===== Source extract

Re: multivariate statistics (v19)

From: Dean Rasheed <dean(dot)a(dot)rasheed(at)gmail(dot)com>
To: Alvaro Herrera <alvherre(at)2ndquadrant(dot)com>
Cc: Tomas Vondra <tomas(dot)vondra(at)2ndquadrant(dot)com>, PostgreSQL Hackers <pgsql-hackers(at)postgresql(dot)org>
Subject: Re: multivariate statistics (v19)
Date: 2017-02-08 15:23:25
Message-ID: CAEZATCXagY1GjO=jgK3-1z_gKaFFYkiTNRUyOZscOT1M-DJiUg@mail.gmail.com
Views: Raw Message | Whole Thread | Download mbox | Resend email
Thread:
Lists: pgsql-hackers

On 6 February 2017 at 21:26, Alvaro Herrera <alvherre(at)2ndquadrant(dot)com> wrote:
> Tomas Vondra wrote:
>> On 02/01/2017 11:52 PM, Alvaro Herrera wrote:
>
>> > Nearby, some auxiliary functions such as n_choose_k and
>> > num_combinations are not documented. What it is that they do? I'd
>> > move these at the end of the file, keeping the important entry points
>> > at the top of the file.
>>
>> I'd say n-choose-k is pretty widely known term from combinatorics. The
>> comment would essentially say just 'this is n-choose-k' which seems rather
>> pointless. So as much as I dislike the self-documenting code, this actually
>> seems like a good case of that.

==========
===== Entries shown

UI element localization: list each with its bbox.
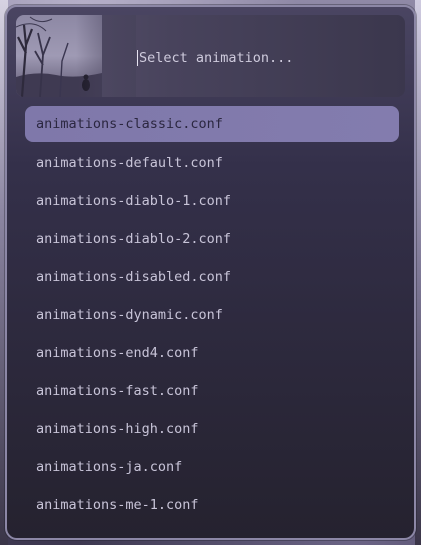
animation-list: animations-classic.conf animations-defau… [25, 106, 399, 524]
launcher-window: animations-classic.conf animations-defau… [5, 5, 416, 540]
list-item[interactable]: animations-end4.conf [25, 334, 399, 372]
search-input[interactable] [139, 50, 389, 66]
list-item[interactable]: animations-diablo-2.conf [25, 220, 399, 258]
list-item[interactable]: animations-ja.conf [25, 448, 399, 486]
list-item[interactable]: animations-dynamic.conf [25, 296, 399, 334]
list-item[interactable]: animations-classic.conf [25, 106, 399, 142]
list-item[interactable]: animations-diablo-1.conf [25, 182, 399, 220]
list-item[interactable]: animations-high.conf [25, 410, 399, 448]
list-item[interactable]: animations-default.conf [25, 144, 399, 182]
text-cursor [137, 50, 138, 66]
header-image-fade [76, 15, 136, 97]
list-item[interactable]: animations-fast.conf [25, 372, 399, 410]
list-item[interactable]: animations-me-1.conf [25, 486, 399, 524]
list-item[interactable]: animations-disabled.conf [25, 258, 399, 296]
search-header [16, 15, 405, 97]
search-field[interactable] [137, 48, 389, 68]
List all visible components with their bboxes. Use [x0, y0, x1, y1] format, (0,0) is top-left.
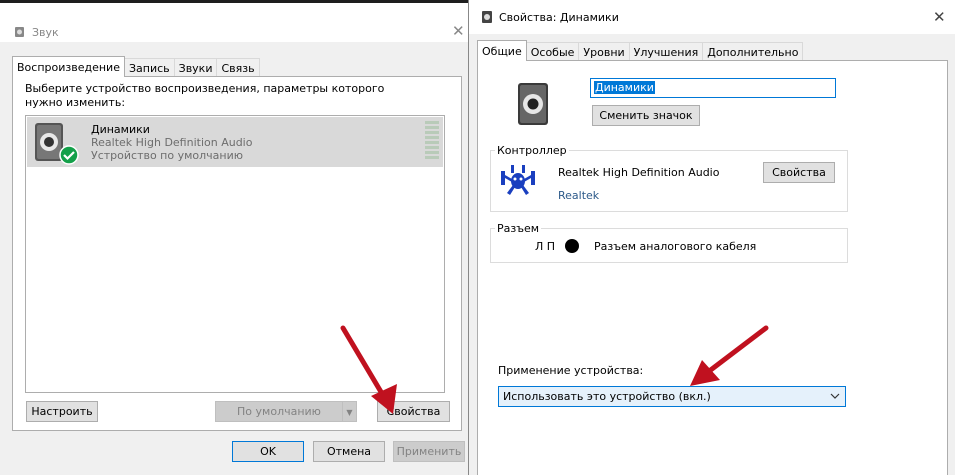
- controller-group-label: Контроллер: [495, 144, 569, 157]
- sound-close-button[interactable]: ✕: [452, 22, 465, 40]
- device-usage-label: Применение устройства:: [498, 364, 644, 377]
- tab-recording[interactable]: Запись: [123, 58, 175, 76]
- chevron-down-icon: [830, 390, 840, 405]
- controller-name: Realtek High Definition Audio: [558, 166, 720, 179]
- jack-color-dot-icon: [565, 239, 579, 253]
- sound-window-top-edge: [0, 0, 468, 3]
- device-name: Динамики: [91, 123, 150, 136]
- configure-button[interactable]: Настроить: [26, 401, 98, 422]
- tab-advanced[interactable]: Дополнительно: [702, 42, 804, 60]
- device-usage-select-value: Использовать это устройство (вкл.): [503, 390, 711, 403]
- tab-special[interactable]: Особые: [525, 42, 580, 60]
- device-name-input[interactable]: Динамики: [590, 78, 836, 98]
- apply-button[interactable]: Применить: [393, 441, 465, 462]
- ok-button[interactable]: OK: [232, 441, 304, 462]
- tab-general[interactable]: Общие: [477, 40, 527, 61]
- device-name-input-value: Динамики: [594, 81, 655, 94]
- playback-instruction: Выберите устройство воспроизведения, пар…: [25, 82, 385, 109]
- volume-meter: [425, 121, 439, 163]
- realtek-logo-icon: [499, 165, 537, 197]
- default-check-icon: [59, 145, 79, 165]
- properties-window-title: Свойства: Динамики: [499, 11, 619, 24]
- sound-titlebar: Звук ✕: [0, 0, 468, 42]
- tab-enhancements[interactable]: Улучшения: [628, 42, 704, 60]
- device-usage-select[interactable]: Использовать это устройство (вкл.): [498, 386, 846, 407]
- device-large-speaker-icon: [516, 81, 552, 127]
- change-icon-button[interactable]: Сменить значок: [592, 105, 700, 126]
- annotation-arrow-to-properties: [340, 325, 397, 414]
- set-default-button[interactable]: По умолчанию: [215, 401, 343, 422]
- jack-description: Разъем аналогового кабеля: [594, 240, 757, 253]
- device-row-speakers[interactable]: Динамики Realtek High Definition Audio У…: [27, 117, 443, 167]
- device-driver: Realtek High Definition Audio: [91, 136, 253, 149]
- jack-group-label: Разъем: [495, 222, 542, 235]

==========

• [Exercise requirements]
**1.** In the mailing list post, where would Alvaro Herrera move the undocumented auxiliary functions?
**2.** Name every person listed in the From, To and Cc fields of the mailing list post.
**3.** Extend the mailing list post on multivariate statistics from the point where it stops.

• [The replies]
**1.** To the end of the file, keeping the important entry points at the top.

**2.** Dean Rasheed, Alvaro Herrera, Tomas Vondra

**3.**
>
> Actually, we do have such comments all over the place. I knew this as
> "n sobre k", so the english name doesn't immediately ring a bell with me
> until I look it up; I think the function comment could just say
> "n_choose_k -- this function returns the binomial coefficient".
>

One of the things you have to watch out for when writing code to
compute binomial coefficients is integer overflow, since the numerator
and denominator get large very quickly. For example, the current code
will overflow for n=13, k=12, which really isn't that large.

This can be avoided by computing the product in reverse and using a
larger datatype like a 64-bit integer to store a single intermediate
result. The point about multiplying the terms in reverse is that it
guarantees that each intermediate result is an exact integer (a
smaller binomial coefficient), so there is no need to track separate
numerators and denominators, and you avoid huge intermediate
factorials. Here's what that looks like in psuedo-code:

binomial(int n, int k):
# Save computational effort by using the symmetry of the binomial
# coefficients
k = min(k, n-k);

# Compute the result using binomial(n, k) = binomial(n-1, k-1) * n / k,
# starting from binomial(n-k, 0) = 1, and computing the sequence
# binomial(n-k+1, 1), binomial(n-k+2, 2), ...
#
# Note that each intermediate result is an exact integer.
int64 result = 1;
for (int i = 1; i <= k; i++)
{
result = (result * (n-k+i)) / i;
if (result > INT_MAX) Raise overflow error
}
return (int) result;

Note also that I think num_combinations(n) is just an expensive way of
calculating 2^n - n - 1.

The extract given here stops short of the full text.